:: PASSAGE SHOWN

Capital: New York: Capital of the 20th Century, by Kenneth Goldsmith, 928 pp, £19.99, ISBN: 978-1784781590

Kenneth Goldsmith’s Capital is a particularly repellent thing to look at: a fat gold hardback of a thousand pages enclosed in a slipcase of the same colour, an ingot-text. Verso has produced quite an object. It looks and feels like a Taschen coffee table book, as if it should be full of dirty pictures. It does have its fair share of filth inside, but that is inevitable given its subject, New York City in the twentieth century. In its basic state, the book is a testimony to the city as a vast cash machine, a place where people come to spend and get spent.

Goldsmith is himself the product of a peculiar form of economy; he is an avant garde writer who largely depends upon university audiences for patronage. First among his benefactors is the canonical modernist critic, Marjorie Perloff. Perloff’s study Unoriginal Genius: Poetry by Other Means in the New Century, which argues for a conceptual rather than an expressive poetics, draws heavily upon Goldsmith’s concept of “uncreative writing” (as some have pointed out, even this in itself is uncreative, given that it is heavily dependent upon the French school of OULIPO (Ouvroir de Littérature Potentielle, or Workshop of Potential Literature), which generates patterns for writing out of the application of constraints (Raymond Queneau and Georges Perec are probably the best-known Oulipistes in the Anglophone world). In Goldsmith and Perloff’s analysis, we are now in the age of the writer as copyist and sampler and invention as we understood it is over. You do not have to own what you write.

Capital is conceived upon this basis of unoriginality, adopting Walter Benjamin’s Arcades Project as its prototype for composition, replacing Paris and the nineteenth century with New York and the twentieth. The inside back cover of Capital makes this evident, quoting Benjamin directly:

Method of the project: literary montage, I needn’t say anything. Merely show. I shall purloin no valuables, appropriate no ingenious formulations. But the rags, the refuse ‑ these I will not inventory but allow, in the only way possible, to come into their own: by making use of them.

::::
:: STORED ROWS

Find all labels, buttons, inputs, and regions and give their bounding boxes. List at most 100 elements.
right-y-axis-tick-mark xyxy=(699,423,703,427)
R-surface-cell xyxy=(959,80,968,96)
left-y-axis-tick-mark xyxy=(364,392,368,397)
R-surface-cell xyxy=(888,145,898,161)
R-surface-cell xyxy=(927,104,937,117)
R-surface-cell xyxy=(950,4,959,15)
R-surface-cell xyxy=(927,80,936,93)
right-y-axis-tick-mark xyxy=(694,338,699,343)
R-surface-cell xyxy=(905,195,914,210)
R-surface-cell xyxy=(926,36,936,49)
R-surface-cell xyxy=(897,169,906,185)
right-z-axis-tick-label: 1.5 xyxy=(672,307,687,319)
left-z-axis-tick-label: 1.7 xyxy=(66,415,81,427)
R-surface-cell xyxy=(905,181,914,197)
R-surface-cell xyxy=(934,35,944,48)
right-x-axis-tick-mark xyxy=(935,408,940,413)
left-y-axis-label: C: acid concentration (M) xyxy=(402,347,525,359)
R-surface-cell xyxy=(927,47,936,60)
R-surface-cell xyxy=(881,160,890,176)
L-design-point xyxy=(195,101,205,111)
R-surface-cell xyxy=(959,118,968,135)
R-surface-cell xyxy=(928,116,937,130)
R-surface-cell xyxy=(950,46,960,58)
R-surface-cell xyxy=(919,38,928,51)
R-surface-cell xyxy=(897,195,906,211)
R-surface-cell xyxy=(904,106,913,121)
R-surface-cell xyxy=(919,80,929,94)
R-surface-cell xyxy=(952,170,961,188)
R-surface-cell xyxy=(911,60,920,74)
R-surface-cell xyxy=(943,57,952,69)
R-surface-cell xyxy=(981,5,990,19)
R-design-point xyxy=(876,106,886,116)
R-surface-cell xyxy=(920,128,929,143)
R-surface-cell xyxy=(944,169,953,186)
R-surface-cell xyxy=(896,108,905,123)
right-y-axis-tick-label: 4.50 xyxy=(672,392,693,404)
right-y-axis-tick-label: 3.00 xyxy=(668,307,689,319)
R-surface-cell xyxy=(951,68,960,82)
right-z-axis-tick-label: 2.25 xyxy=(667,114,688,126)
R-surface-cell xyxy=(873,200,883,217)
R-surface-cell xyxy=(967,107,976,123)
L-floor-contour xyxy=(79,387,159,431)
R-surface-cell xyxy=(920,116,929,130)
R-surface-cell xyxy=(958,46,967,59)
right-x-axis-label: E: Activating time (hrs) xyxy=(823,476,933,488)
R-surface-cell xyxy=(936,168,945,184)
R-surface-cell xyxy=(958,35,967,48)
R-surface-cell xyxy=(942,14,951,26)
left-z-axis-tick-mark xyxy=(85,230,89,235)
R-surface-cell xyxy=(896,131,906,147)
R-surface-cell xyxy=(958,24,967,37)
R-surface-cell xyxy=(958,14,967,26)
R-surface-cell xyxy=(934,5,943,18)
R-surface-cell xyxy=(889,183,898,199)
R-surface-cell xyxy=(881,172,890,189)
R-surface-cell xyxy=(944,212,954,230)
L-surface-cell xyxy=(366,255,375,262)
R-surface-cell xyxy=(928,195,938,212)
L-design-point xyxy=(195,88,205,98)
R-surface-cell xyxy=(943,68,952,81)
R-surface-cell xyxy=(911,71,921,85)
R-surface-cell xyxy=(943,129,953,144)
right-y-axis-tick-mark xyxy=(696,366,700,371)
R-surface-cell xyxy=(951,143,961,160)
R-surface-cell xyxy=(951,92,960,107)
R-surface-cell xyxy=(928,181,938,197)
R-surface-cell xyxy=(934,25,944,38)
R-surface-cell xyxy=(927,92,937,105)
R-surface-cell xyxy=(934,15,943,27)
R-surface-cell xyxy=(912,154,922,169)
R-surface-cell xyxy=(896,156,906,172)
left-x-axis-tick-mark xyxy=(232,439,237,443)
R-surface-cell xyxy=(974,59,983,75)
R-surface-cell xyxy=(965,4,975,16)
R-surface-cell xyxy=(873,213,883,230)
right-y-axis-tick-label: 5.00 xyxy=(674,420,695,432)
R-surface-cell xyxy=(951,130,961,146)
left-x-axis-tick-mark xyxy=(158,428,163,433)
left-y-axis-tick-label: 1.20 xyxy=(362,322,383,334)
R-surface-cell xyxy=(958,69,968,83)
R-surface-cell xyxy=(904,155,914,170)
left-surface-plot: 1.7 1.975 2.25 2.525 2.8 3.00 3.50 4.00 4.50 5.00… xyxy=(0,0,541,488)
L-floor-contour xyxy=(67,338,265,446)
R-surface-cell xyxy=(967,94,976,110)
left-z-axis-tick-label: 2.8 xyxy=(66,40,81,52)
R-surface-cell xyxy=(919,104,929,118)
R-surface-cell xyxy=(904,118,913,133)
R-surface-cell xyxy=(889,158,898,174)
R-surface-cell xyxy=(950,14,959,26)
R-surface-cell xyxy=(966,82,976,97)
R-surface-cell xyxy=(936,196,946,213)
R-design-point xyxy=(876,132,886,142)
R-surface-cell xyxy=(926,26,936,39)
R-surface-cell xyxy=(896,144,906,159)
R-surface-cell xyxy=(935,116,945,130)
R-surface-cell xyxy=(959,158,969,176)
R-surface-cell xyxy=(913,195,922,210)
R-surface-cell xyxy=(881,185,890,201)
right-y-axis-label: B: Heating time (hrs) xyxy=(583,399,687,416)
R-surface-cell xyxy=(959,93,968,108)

::::

▶ **REQUEST**:
Please carry on the review of Goldsmith's Capital, picking up right after the quoted Benjamin passage. The material was taken from a different source than the review.

▶ **THE REPLY**:
So just as Benjamin brought together his massive rag-bag of quotations, Goldsmith has assembled quotations related to New York, observing mostly the constraint of referring only to the twentieth century. This has a peculiar impact at times, as the pressure of those New Yorkers who do not fit into the timeframe becomes particularly strong. The shadows of Walt Whitman and Melville’s Bartleby are as strongly felt here as anything that is actually quoted; that in itself is an indication of how the book operates, generating its own text mechanistically so that you are prompted into producing yet another of your own. It is also evidently poignant that twentieth century New York had yet to experience the attacks that would make it more notorious and venerated than ever, and as such the book has an elegiac as well as an epic ambition (indicated in its epigraph from The Aeneid, a poem that both shows the death and the birth of a city).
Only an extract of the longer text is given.